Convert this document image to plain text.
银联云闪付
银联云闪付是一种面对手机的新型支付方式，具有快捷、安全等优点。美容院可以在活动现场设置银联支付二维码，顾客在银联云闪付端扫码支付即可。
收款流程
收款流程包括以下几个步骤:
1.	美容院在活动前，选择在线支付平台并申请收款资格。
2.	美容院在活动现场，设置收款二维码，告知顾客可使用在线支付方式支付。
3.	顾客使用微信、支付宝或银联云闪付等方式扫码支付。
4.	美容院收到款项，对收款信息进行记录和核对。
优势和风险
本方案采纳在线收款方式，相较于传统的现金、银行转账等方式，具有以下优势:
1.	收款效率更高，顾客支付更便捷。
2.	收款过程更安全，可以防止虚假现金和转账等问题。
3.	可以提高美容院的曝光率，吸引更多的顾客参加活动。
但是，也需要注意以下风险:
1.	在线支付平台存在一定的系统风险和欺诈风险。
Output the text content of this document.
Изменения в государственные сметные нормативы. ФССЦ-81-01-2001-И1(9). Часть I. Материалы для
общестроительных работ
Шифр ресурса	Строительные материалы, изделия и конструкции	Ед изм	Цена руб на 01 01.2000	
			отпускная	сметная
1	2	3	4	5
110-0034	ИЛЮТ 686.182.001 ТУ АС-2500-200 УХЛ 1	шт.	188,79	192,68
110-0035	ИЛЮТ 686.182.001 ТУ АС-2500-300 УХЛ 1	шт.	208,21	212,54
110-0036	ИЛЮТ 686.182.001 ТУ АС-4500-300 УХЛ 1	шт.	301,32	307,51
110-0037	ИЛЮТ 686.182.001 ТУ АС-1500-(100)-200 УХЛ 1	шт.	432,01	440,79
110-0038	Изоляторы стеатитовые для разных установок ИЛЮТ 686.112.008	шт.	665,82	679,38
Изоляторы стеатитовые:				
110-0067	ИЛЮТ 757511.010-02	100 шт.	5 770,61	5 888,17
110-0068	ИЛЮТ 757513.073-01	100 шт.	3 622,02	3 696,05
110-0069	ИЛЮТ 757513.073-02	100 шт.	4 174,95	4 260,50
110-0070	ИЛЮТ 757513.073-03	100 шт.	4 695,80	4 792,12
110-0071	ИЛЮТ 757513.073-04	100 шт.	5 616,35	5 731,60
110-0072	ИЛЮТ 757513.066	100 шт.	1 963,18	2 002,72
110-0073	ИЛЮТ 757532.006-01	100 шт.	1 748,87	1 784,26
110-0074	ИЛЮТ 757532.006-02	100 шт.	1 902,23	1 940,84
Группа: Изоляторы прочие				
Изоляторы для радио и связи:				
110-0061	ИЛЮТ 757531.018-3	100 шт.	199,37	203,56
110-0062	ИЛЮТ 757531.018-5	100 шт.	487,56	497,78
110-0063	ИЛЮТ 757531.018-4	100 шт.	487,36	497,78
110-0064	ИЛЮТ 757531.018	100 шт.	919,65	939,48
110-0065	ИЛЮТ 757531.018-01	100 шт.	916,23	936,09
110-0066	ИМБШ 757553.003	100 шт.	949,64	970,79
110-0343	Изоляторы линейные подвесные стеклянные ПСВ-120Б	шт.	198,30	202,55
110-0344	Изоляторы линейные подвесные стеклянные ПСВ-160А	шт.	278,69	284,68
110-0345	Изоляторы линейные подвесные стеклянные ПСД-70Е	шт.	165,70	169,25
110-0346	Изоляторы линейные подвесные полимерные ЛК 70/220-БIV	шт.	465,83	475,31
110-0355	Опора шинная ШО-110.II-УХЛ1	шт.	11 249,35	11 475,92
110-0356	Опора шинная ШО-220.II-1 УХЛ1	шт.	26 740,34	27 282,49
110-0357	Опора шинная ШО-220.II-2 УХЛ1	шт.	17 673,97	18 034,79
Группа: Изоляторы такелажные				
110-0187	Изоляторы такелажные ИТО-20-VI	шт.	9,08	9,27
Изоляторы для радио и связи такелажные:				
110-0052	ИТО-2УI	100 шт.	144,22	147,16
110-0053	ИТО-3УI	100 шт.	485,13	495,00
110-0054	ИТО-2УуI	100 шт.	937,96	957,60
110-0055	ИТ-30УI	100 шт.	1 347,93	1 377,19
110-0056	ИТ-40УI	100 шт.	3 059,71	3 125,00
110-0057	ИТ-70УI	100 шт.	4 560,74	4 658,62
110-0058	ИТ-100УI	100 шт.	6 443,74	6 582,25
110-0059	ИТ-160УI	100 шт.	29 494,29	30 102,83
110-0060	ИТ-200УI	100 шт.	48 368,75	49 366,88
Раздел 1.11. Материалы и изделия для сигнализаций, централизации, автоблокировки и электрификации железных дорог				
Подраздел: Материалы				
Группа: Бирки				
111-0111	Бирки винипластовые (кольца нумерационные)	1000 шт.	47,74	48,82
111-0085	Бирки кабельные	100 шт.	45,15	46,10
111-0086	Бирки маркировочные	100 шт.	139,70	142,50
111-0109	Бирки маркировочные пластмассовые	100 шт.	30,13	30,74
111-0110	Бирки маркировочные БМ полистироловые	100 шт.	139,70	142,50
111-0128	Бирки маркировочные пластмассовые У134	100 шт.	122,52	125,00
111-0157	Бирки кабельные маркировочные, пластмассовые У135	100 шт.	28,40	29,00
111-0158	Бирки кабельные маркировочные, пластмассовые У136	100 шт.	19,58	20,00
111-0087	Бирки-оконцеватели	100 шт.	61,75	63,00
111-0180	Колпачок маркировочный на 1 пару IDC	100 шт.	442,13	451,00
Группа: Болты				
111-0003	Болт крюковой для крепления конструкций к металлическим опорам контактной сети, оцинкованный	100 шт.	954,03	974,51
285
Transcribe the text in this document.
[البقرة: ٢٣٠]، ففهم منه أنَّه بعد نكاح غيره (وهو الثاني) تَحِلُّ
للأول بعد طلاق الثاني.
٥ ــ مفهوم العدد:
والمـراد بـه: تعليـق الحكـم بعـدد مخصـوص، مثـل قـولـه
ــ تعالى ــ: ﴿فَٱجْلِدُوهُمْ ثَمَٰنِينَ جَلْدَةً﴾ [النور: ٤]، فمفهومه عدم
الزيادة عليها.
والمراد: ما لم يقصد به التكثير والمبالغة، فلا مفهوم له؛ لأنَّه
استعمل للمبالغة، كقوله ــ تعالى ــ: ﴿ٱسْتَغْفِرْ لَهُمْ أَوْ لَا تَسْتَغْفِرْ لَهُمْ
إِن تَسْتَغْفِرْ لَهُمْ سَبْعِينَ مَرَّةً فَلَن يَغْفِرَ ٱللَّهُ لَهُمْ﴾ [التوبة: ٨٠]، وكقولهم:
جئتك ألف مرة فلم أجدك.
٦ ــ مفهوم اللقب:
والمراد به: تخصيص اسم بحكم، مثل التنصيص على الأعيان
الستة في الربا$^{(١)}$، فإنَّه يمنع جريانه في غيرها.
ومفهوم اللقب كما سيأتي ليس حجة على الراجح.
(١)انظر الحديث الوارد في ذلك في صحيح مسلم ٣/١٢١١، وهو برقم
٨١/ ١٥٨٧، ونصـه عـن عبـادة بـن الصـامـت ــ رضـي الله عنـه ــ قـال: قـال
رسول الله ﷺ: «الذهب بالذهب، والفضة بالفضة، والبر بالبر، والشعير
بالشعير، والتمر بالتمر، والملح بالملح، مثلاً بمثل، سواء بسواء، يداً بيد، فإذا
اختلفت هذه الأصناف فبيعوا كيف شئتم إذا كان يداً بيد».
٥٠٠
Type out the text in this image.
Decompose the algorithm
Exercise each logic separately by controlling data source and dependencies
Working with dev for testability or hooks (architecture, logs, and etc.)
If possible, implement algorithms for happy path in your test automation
________
**Exercise task**
Reproduce the entries above in full by retyping them exactly.

**Exercise result**
Convert this document image to plain text.
银联云闪付
银联云闪付是一种面对手机的新型支付方式，具有快捷、安全等优点。美容院可以在活动现场设置银联支付二维码，顾客在银联云闪付端扫码支付即可。
收款流程
收款流程包括以下几个步骤:
1.	美容院在活动前，选择在线支付平台并申请收款资格。
2.	美容院在活动现场，设置收款二维码，告知顾客可使用在线支付方式支付。
3.	顾客使用微信、支付宝或银联云闪付等方式扫码支付。
4.	美容院收到款项，对收款信息进行记录和核对。
优势和风险
本方案采纳在线收款方式，相较于传统的现金、银行转账等方式，具有以下优势:
1.	收款效率更高，顾客支付更便捷。
2.	收款过程更安全，可以防止虚假现金和转账等问题。
3.	可以提高美容院的曝光率，吸引更多的顾客参加活动。
但是，也需要注意以下风险:
1.	在线支付平台存在一定的系统风险和欺诈风险。
Output the text content of this document.
Изменения в государственные сметные нормативы. ФССЦ-81-01-2001-И1(9). Часть I. Материалы для
общестроительных работ
Шифр ресурса	Строительные материалы, изделия и конструкции	Ед изм	Цена руб на 01 01.2000	
			отпускная	сметная
1	2	3	4	5
110-0034	ИЛЮТ 686.182.001 ТУ АС-2500-200 УХЛ 1	шт.	188,79	192,68
110-0035	ИЛЮТ 686.182.001 ТУ АС-2500-300 УХЛ 1	шт.	208,21	212,54
110-0036	ИЛЮТ 686.182.001 ТУ АС-4500-300 УХЛ 1	шт.	301,32	307,51
110-0037	ИЛЮТ 686.182.001 ТУ АС-1500-(100)-200 УХЛ 1	шт.	432,01	440,79
110-0038	Изоляторы стеатитовые для разных установок ИЛЮТ 686.112.008	шт.	665,82	679,38
Изоляторы стеатитовые:				
110-0067	ИЛЮТ 757511.010-02	100 шт.	5 770,61	5 888,17
110-0068	ИЛЮТ 757513.073-01	100 шт.	3 622,02	3 696,05
110-0069	ИЛЮТ 757513.073-02	100 шт.	4 174,95	4 260,50
110-0070	ИЛЮТ 757513.073-03	100 шт.	4 695,80	4 792,12
110-0071	ИЛЮТ 757513.073-04	100 шт.	5 616,35	5 731,60
110-0072	ИЛЮТ 757513.066	100 шт.	1 963,18	2 002,72
110-0073	ИЛЮТ 757532.006-01	100 шт.	1 748,87	1 784,26
110-0074	ИЛЮТ 757532.006-02	100 шт.	1 902,23	1 940,84
Группа: Изоляторы прочие				
Изоляторы для радио и связи:				
110-0061	ИЛЮТ 757531.018-3	100 шт.	199,37	203,56
110-0062	ИЛЮТ 757531.018-5	100 шт.	487,56	497,78
110-0063	ИЛЮТ 757531.018-4	100 шт.	487,36	497,78
110-0064	ИЛЮТ 757531.018	100 шт.	919,65	939,48
110-0065	ИЛЮТ 757531.018-01	100 шт.	916,23	936,09
110-0066	ИМБШ 757553.003	100 шт.	949,64	970,79
110-0343	Изоляторы линейные подвесные стеклянные ПСВ-120Б	шт.	198,30	202,55
110-0344	Изоляторы линейные подвесные стеклянные ПСВ-160А	шт.	278,69	284,68
110-0345	Изоляторы линейные подвесные стеклянные ПСД-70Е	шт.	165,70	169,25
110-0346	Изоляторы линейные подвесные полимерные ЛК 70/220-БIV	шт.	465,83	475,31
110-0355	Опора шинная ШО-110.II-УХЛ1	шт.	11 249,35	11 475,92
110-0356	Опора шинная ШО-220.II-1 УХЛ1	шт.	26 740,34	27 282,49
110-0357	Опора шинная ШО-220.II-2 УХЛ1	шт.	17 673,97	18 034,79
Группа: Изоляторы такелажные				
110-0187	Изоляторы такелажные ИТО-20-VI	шт.	9,08	9,27
Изоляторы для радио и связи такелажные:				
110-0052	ИТО-2УI	100 шт.	144,22	147,16
110-0053	ИТО-3УI	100 шт.	485,13	495,00
110-0054	ИТО-2УуI	100 шт.	937,96	957,60
110-0055	ИТ-30УI	100 шт.	1 347,93	1 377,19
110-0056	ИТ-40УI	100 шт.	3 059,71	3 125,00
110-0057	ИТ-70УI	100 шт.	4 560,74	4 658,62
110-0058	ИТ-100УI	100 шт.	6 443,74	6 582,25
110-0059	ИТ-160УI	100 шт.	29 494,29	30 102,83
110-0060	ИТ-200УI	100 шт.	48 368,75	49 366,88
Раздел 1.11. Материалы и изделия для сигнализаций, централизации, автоблокировки и электрификации железных дорог				
Подраздел: Материалы				
Группа: Бирки				
111-0111	Бирки винипластовые (кольца нумерационные)	1000 шт.	47,74	48,82
111-0085	Бирки кабельные	100 шт.	45,15	46,10
111-0086	Бирки маркировочные	100 шт.	139,70	142,50
111-0109	Бирки маркировочные пластмассовые	100 шт.	30,13	30,74
111-0110	Бирки маркировочные БМ полистироловые	100 шт.	139,70	142,50
111-0128	Бирки маркировочные пластмассовые У134	100 шт.	122,52	125,00
111-0157	Бирки кабельные маркировочные, пластмассовые У135	100 шт.	28,40	29,00
111-0158	Бирки кабельные маркировочные, пластмассовые У136	100 шт.	19,58	20,00
111-0087	Бирки-оконцеватели	100 шт.	61,75	63,00
111-0180	Колпачок маркировочный на 1 пару IDC	100 шт.	442,13	451,00
Группа: Болты				
111-0003	Болт крюковой для крепления конструкций к металлическим опорам контактной сети, оцинкованный	100 шт.	954,03	974,51
285
Transcribe the text in this document.
[البقرة: ٢٣٠]، ففهم منه أنَّه بعد نكاح غيره (وهو الثاني) تَحِلُّ
للأول بعد طلاق الثاني.
٥ ــ مفهوم العدد:
والمـراد بـه: تعليـق الحكـم بعـدد مخصـوص، مثـل قـولـه
ــ تعالى ــ: ﴿فَٱجْلِدُوهُمْ ثَمَٰنِينَ جَلْدَةً﴾ [النور: ٤]، فمفهومه عدم
الزيادة عليها.
والمراد: ما لم يقصد به التكثير والمبالغة، فلا مفهوم له؛ لأنَّه
استعمل للمبالغة، كقوله ــ تعالى ــ: ﴿ٱسْتَغْفِرْ لَهُمْ أَوْ لَا تَسْتَغْفِرْ لَهُمْ
إِن تَسْتَغْفِرْ لَهُمْ سَبْعِينَ مَرَّةً فَلَن يَغْفِرَ ٱللَّهُ لَهُمْ﴾ [التوبة: ٨٠]، وكقولهم:
جئتك ألف مرة فلم أجدك.
٦ ــ مفهوم اللقب:
والمراد به: تخصيص اسم بحكم، مثل التنصيص على الأعيان
الستة في الربا$^{(١)}$، فإنَّه يمنع جريانه في غيرها.
ومفهوم اللقب كما سيأتي ليس حجة على الراجح.
(١)انظر الحديث الوارد في ذلك في صحيح مسلم ٣/١٢١١، وهو برقم
٨١/ ١٥٨٧، ونصـه عـن عبـادة بـن الصـامـت ــ رضـي الله عنـه ــ قـال: قـال
رسول الله ﷺ: «الذهب بالذهب، والفضة بالفضة، والبر بالبر، والشعير
بالشعير، والتمر بالتمر، والملح بالملح، مثلاً بمثل، سواء بسواء، يداً بيد، فإذا
اختلفت هذه الأصناف فبيعوا كيف شئتم إذا كان يداً بيد».
٥٠٠
Type out the text in this image.
Decompose the algorithm
Exercise each logic separately by controlling data source and dependencies
Working with dev for testability or hooks (architecture, logs, and etc.)
If possible, implement algorithms for happy path in your test automation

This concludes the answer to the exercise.